● GOAL: Provide an exact reproduction of every entry.

● DATA SHOWN:

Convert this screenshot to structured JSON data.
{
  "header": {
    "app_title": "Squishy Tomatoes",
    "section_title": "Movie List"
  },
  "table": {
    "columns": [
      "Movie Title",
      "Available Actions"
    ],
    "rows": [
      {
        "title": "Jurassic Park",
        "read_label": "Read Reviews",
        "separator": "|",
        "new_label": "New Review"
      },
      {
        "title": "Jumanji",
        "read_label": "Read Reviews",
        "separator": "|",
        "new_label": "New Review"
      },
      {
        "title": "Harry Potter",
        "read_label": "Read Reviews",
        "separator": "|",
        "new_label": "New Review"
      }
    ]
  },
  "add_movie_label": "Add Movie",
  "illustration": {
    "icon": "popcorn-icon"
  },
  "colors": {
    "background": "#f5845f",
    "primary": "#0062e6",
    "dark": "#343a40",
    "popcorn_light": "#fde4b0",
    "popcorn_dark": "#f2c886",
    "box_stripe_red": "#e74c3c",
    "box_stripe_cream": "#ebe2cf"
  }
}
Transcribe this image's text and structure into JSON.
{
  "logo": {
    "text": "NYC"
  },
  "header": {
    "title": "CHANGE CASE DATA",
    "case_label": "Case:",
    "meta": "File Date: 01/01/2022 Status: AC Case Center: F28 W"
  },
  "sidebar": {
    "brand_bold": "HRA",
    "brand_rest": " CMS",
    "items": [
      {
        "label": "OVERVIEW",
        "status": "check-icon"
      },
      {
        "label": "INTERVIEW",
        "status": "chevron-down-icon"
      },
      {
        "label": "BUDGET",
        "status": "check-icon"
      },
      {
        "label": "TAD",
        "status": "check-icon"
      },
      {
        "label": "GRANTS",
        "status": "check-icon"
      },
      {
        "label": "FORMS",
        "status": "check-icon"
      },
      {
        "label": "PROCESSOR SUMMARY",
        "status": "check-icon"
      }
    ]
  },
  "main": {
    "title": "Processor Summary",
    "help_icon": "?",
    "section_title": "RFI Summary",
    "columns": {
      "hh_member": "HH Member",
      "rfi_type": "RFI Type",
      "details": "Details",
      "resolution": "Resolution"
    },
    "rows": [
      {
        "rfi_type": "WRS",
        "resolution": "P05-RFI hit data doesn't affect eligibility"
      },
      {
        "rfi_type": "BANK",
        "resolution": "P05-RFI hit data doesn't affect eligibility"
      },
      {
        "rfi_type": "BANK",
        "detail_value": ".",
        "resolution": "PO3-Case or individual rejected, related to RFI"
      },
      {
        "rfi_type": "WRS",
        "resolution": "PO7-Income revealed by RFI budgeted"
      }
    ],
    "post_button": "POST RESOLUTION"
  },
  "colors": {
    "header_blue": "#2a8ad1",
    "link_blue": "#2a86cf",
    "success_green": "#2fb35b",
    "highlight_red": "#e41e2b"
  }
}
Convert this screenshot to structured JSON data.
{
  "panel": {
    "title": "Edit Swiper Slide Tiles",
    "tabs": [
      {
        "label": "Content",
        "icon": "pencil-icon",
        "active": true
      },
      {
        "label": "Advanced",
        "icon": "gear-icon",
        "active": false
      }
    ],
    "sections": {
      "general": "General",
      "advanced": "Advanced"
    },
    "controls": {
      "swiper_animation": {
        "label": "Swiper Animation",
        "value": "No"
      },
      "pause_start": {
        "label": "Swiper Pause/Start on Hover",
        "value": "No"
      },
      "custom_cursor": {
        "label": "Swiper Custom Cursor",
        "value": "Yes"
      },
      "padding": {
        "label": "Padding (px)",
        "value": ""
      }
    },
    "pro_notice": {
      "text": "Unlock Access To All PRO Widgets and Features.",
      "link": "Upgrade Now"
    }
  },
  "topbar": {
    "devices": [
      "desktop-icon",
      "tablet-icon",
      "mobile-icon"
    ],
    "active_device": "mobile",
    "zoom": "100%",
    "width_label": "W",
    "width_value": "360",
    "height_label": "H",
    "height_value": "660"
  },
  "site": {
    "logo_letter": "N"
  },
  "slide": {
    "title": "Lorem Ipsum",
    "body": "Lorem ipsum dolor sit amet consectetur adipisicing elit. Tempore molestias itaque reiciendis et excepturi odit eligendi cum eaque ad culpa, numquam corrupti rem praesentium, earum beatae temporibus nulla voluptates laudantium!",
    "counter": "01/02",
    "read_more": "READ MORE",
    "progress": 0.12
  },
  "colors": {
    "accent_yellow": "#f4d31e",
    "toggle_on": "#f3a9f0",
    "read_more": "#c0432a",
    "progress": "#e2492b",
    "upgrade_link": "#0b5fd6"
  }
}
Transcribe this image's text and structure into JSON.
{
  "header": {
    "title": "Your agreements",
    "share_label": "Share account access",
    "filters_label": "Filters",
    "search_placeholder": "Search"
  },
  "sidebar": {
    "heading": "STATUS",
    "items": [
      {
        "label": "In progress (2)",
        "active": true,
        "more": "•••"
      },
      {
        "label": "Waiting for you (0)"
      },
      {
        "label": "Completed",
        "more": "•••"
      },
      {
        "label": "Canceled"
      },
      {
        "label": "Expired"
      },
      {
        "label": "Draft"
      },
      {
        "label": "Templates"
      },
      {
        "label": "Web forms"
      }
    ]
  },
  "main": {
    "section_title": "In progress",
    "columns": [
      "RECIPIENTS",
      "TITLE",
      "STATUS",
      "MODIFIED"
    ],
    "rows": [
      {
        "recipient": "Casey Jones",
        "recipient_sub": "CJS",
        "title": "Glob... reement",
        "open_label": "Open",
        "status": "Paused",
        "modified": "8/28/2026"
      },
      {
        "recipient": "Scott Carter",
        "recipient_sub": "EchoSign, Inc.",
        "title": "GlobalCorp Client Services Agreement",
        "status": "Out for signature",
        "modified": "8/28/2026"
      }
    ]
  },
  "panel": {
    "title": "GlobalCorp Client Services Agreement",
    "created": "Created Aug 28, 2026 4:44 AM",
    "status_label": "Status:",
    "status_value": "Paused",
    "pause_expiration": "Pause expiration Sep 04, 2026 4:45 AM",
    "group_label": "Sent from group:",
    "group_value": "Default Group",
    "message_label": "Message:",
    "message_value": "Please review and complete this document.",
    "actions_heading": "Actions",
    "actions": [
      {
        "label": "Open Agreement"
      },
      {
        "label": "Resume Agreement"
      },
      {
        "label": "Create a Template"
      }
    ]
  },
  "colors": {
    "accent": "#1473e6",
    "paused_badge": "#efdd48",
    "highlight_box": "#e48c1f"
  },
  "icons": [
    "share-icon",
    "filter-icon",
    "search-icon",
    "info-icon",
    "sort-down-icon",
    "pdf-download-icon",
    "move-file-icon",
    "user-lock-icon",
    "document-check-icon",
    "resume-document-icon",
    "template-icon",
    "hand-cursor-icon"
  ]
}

● THE OUTPUT:
Convert this screenshot to structured JSON data.
{
  "header": {
    "app_title": "Squishy Tomatoes",
    "section_title": "Movie List"
  },
  "table": {
    "columns": [
      "Movie Title",
      "Available Actions"
    ],
    "rows": [
      {
        "title": "Jurassic Park",
        "read_label": "Read Reviews",
        "separator": "|",
        "new_label": "New Review"
      },
      {
        "title": "Jumanji",
        "read_label": "Read Reviews",
        "separator": "|",
        "new_label": "New Review"
      },
      {
        "title": "Harry Potter",
        "read_label": "Read Reviews",
        "separator": "|",
        "new_label": "New Review"
      }
    ]
  },
  "add_movie_label": "Add Movie",
  "illustration": {
    "icon": "popcorn-icon"
  },
  "colors": {
    "background": "#f5845f",
    "primary": "#0062e6",
    "dark": "#343a40",
    "popcorn_light": "#fde4b0",
    "popcorn_dark": "#f2c886",
    "box_stripe_red": "#e74c3c",
    "box_stripe_cream": "#ebe2cf"
  }
}
Transcribe this image's text and structure into JSON.
{
  "logo": {
    "text": "NYC"
  },
  "header": {
    "title": "CHANGE CASE DATA",
    "case_label": "Case:",
    "meta": "File Date: 01/01/2022 Status: AC Case Center: F28 W"
  },
  "sidebar": {
    "brand_bold": "HRA",
    "brand_rest": " CMS",
    "items": [
      {
        "label": "OVERVIEW",
        "status": "check-icon"
      },
      {
        "label": "INTERVIEW",
        "status": "chevron-down-icon"
      },
      {
        "label": "BUDGET",
        "status": "check-icon"
      },
      {
        "label": "TAD",
        "status": "check-icon"
      },
      {
        "label": "GRANTS",
        "status": "check-icon"
      },
      {
        "label": "FORMS",
        "status": "check-icon"
      },
      {
        "label": "PROCESSOR SUMMARY",
        "status": "check-icon"
      }
    ]
  },
  "main": {
    "title": "Processor Summary",
    "help_icon": "?",
    "section_title": "RFI Summary",
    "columns": {
      "hh_member": "HH Member",
      "rfi_type": "RFI Type",
      "details": "Details",
      "resolution": "Resolution"
    },
    "rows": [
      {
        "rfi_type": "WRS",
        "resolution": "P05-RFI hit data doesn't affect eligibility"
      },
      {
        "rfi_type": "BANK",
        "resolution": "P05-RFI hit data doesn't affect eligibility"
      },
      {
        "rfi_type": "BANK",
        "detail_value": ".",
        "resolution": "PO3-Case or individual rejected, related to RFI"
      },
      {
        "rfi_type": "WRS",
        "resolution": "PO7-Income revealed by RFI budgeted"
      }
    ],
    "post_button": "POST RESOLUTION"
  },
  "colors": {
    "header_blue": "#2a8ad1",
    "link_blue": "#2a86cf",
    "success_green": "#2fb35b",
    "highlight_red": "#e41e2b"
  }
}
Convert this screenshot to structured JSON data.
{
  "panel": {
    "title": "Edit Swiper Slide Tiles",
    "tabs": [
      {
        "label": "Content",
        "icon": "pencil-icon",
        "active": true
      },
      {
        "label": "Advanced",
        "icon": "gear-icon",
        "active": false
      }
    ],
    "sections": {
      "general": "General",
      "advanced": "Advanced"
    },
    "controls": {
      "swiper_animation": {
        "label": "Swiper Animation",
        "value": "No"
      },
      "pause_start": {
        "label": "Swiper Pause/Start on Hover",
        "value": "No"
      },
      "custom_cursor": {
        "label": "Swiper Custom Cursor",
        "value": "Yes"
      },
      "padding": {
        "label": "Padding (px)",
        "value": ""
      }
    },
    "pro_notice": {
      "text": "Unlock Access To All PRO Widgets and Features.",
      "link": "Upgrade Now"
    }
  },
  "topbar": {
    "devices": [
      "desktop-icon",
      "tablet-icon",
      "mobile-icon"
    ],
    "active_device": "mobile",
    "zoom": "100%",
    "width_label": "W",
    "width_value": "360",
    "height_label": "H",
    "height_value": "660"
  },
  "site": {
    "logo_letter": "N"
  },
  "slide": {
    "title": "Lorem Ipsum",
    "body": "Lorem ipsum dolor sit amet consectetur adipisicing elit. Tempore molestias itaque reiciendis et excepturi odit eligendi cum eaque ad culpa, numquam corrupti rem praesentium, earum beatae temporibus nulla voluptates laudantium!",
    "counter": "01/02",
    "read_more": "READ MORE",
    "progress": 0.12
  },
  "colors": {
    "accent_yellow": "#f4d31e",
    "toggle_on": "#f3a9f0",
    "read_more": "#c0432a",
    "progress": "#e2492b",
    "upgrade_link": "#0b5fd6"
  }
}
Transcribe this image's text and structure into JSON.
{
  "header": {
    "title": "Your agreements",
    "share_label": "Share account access",
    "filters_label": "Filters",
    "search_placeholder": "Search"
  },
  "sidebar": {
    "heading": "STATUS",
    "items": [
      {
        "label": "In progress (2)",
        "active": true,
        "more": "•••"
      },
      {
        "label": "Waiting for you (0)"
      },
      {
        "label": "Completed",
        "more": "•••"
      },
      {
        "label": "Canceled"
      },
      {
        "label": "Expired"
      },
      {
        "label": "Draft"
      },
      {
        "label": "Templates"
      },
      {
        "label": "Web forms"
      }
    ]
  },
  "main": {
    "section_title": "In progress",
    "columns": [
      "RECIPIENTS",
      "TITLE",
      "STATUS",
      "MODIFIED"
    ],
    "rows": [
      {
        "recipient": "Casey Jones",
        "recipient_sub": "CJS",
        "title": "Glob... reement",
        "open_label": "Open",
        "status": "Paused",
        "modified": "8/28/2026"
      },
      {
        "recipient": "Scott Carter",
        "recipient_sub": "EchoSign, Inc.",
        "title": "GlobalCorp Client Services Agreement",
        "status": "Out for signature",
        "modified": "8/28/2026"
      }
    ]
  },
  "panel": {
    "title": "GlobalCorp Client Services Agreement",
    "created": "Created Aug 28, 2026 4:44 AM",
    "status_label": "Status:",
    "status_value": "Paused",
    "pause_expiration": "Pause expiration Sep 04, 2026 4:45 AM",
    "group_label": "Sent from group:",
    "group_value": "Default Group",
    "message_label": "Message:",
    "message_value": "Please review and complete this document.",
    "actions_heading": "Actions",
    "actions": [
      {
        "label": "Open Agreement"
      },
      {
        "label": "Resume Agreement"
      },
      {
        "label": "Create a Template"
      }
    ]
  },
  "colors": {
    "accent": "#1473e6",
    "paused_badge": "#efdd48",
    "highlight_box": "#e48c1f"
  },
  "icons": [
    "share-icon",
    "filter-icon",
    "search-icon",
    "info-icon",
    "sort-down-icon",
    "pdf-download-icon",
    "move-file-icon",
    "user-lock-icon",
    "document-check-icon",
    "resume-document-icon",
    "template-icon",
    "hand-cursor-icon"
  ]
}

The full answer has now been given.